* THE TASK: Look through the listing below and work out how many of its lines hold the word "mboe". Give only the number.

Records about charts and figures
# # # # #

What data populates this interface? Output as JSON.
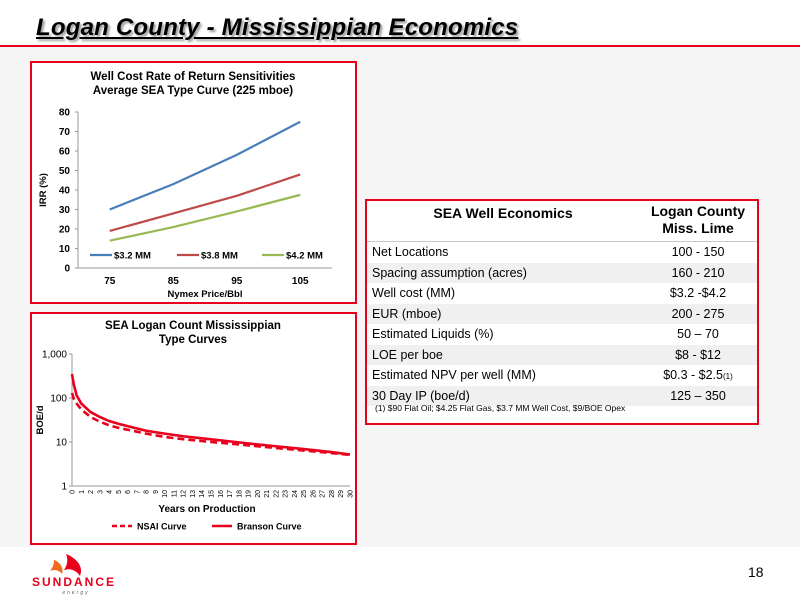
{
  "slide": {
    "title": "Logan County - Mississippian Economics",
    "page_number": "18",
    "logo_text": "SUNDANCE",
    "logo_subtext": "energy"
  },
  "colors": {
    "accent": "#e8001c",
    "series_blue": "#4a7ebb",
    "series_red": "#be4b48",
    "series_green": "#98b954",
    "type_curve": "#e8001c"
  },
  "chart_data": [
    {
      "type": "line",
      "title": "Well Cost Rate of Return Sensitivities",
      "subtitle": "Average SEA Type Curve (225 mboe)",
      "xlabel": "Nymex Price/Bbl",
      "ylabel": "IRR (%)",
      "categories": [
        "75",
        "85",
        "95",
        "105"
      ],
      "ylim": [
        0,
        80
      ],
      "yticks": [
        "0",
        "10",
        "20",
        "30",
        "40",
        "50",
        "60",
        "70",
        "80"
      ],
      "grid": false,
      "legend": "bottom-inside",
      "series": [
        {
          "name": "$3.2 MM",
          "values": [
            30,
            43,
            58,
            75
          ],
          "color": "#4a7ebb"
        },
        {
          "name": "$3.8 MM",
          "values": [
            19,
            28,
            37,
            48
          ],
          "color": "#be4b48"
        },
        {
          "name": "$4.2 MM",
          "values": [
            14,
            21,
            29,
            37.5
          ],
          "color": "#98b954"
        }
      ]
    },
    {
      "type": "line",
      "title": "SEA Logan Count  Mississippian",
      "subtitle": "Type Curves",
      "xlabel": "Years on Production",
      "ylabel": "BOE/d",
      "log_y": true,
      "ylim": [
        1,
        1000
      ],
      "yticks": [
        "1",
        "10",
        "100",
        "1,000"
      ],
      "xlim": [
        0,
        30
      ],
      "xticks": [
        "0",
        "1",
        "2",
        "3",
        "4",
        "5",
        "6",
        "7",
        "8",
        "9",
        "10",
        "11",
        "12",
        "13",
        "14",
        "15",
        "16",
        "17",
        "18",
        "19",
        "20",
        "21",
        "22",
        "23",
        "24",
        "25",
        "26",
        "27",
        "28",
        "29",
        "30"
      ],
      "legend": "bottom",
      "series": [
        {
          "name": "NSAI Curve",
          "style": "dashed",
          "color": "#e8001c",
          "x": [
            0,
            0.2,
            0.5,
            1,
            2,
            3,
            4,
            5,
            6,
            8,
            10,
            12,
            15,
            18,
            20,
            22,
            25,
            28,
            30
          ],
          "y": [
            130,
            95,
            75,
            55,
            37,
            29,
            24,
            21,
            19,
            15.5,
            13,
            11.6,
            10,
            8.8,
            8,
            7.3,
            6.4,
            5.6,
            5.1
          ]
        },
        {
          "name": "Branson Curve",
          "style": "solid",
          "color": "#e8001c",
          "x": [
            0,
            0.2,
            0.5,
            1,
            2,
            3,
            4,
            5,
            6,
            8,
            10,
            12,
            15,
            18,
            20,
            22,
            25,
            28,
            30
          ],
          "y": [
            350,
            200,
            115,
            75,
            48,
            37,
            30,
            26,
            23,
            18,
            15.5,
            13.5,
            11.5,
            9.8,
            8.8,
            8,
            6.9,
            5.9,
            5.2
          ]
        }
      ]
    }
  ],
  "table": {
    "header_left": "SEA Well Economics",
    "header_right_line1": "Logan County",
    "header_right_line2": "Miss. Lime",
    "rows": [
      {
        "label": "Net Locations",
        "value": "100 - 150"
      },
      {
        "label": "Spacing assumption (acres)",
        "value": "160 - 210"
      },
      {
        "label": "Well cost (MM)",
        "value": "$3.2 -$4.2"
      },
      {
        "label": "EUR (mboe)",
        "value": "200 - 275"
      },
      {
        "label": "Estimated Liquids (%)",
        "value": "50 – 70"
      },
      {
        "label": "LOE per boe",
        "value": "$8 - $12"
      },
      {
        "label": "Estimated NPV per well (MM)",
        "value": "$0.3 - $2.5",
        "note": "(1)"
      },
      {
        "label": "30 Day IP (boe/d)",
        "value": "125 – 350"
      }
    ],
    "footnote": "(1) $90 Flat Oil; $4.25 Flat Gas, $3.7 MM Well Cost, $9/BOE Opex"
  }
}
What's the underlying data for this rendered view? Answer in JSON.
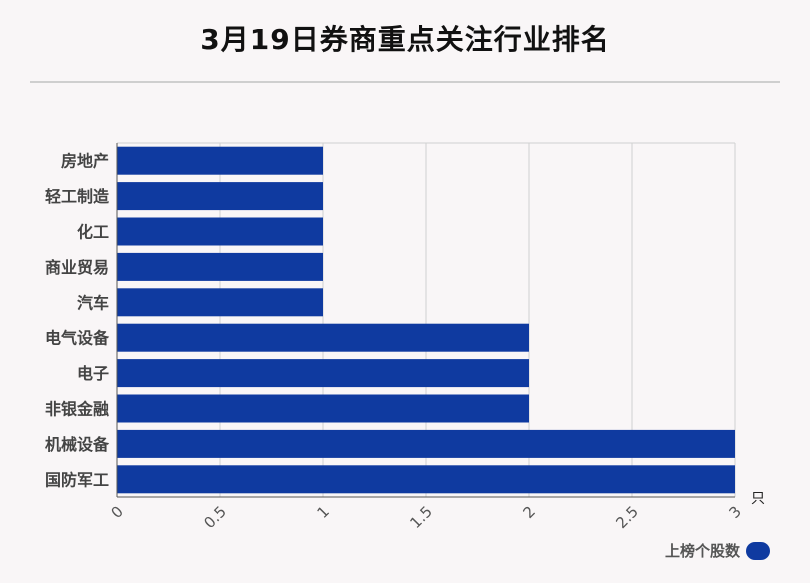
{
  "title": "3月19日券商重点关注行业排名",
  "legend": {
    "label": "上榜个股数"
  },
  "colors": {
    "bar": "#0f3aa0",
    "grid": "#d0d0d0",
    "axis": "#555555",
    "label": "#444444",
    "background": "#f9f6f7"
  },
  "chart_data": {
    "type": "bar",
    "orientation": "horizontal",
    "title": "3月19日券商重点关注行业排名",
    "categories": [
      "房地产",
      "轻工制造",
      "化工",
      "商业贸易",
      "汽车",
      "电气设备",
      "电子",
      "非银金融",
      "机械设备",
      "国防军工"
    ],
    "series": [
      {
        "name": "上榜个股数",
        "values": [
          1,
          1,
          1,
          1,
          1,
          2,
          2,
          2,
          3,
          3
        ]
      }
    ],
    "xlim": [
      0,
      3
    ],
    "xticks": [
      "0",
      "0.5",
      "1",
      "1.5",
      "2",
      "2.5",
      "3"
    ],
    "xunit": "只",
    "grid": true,
    "legend": "bottom-right"
  }
}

# # # # #

* THE RESPONSE: 2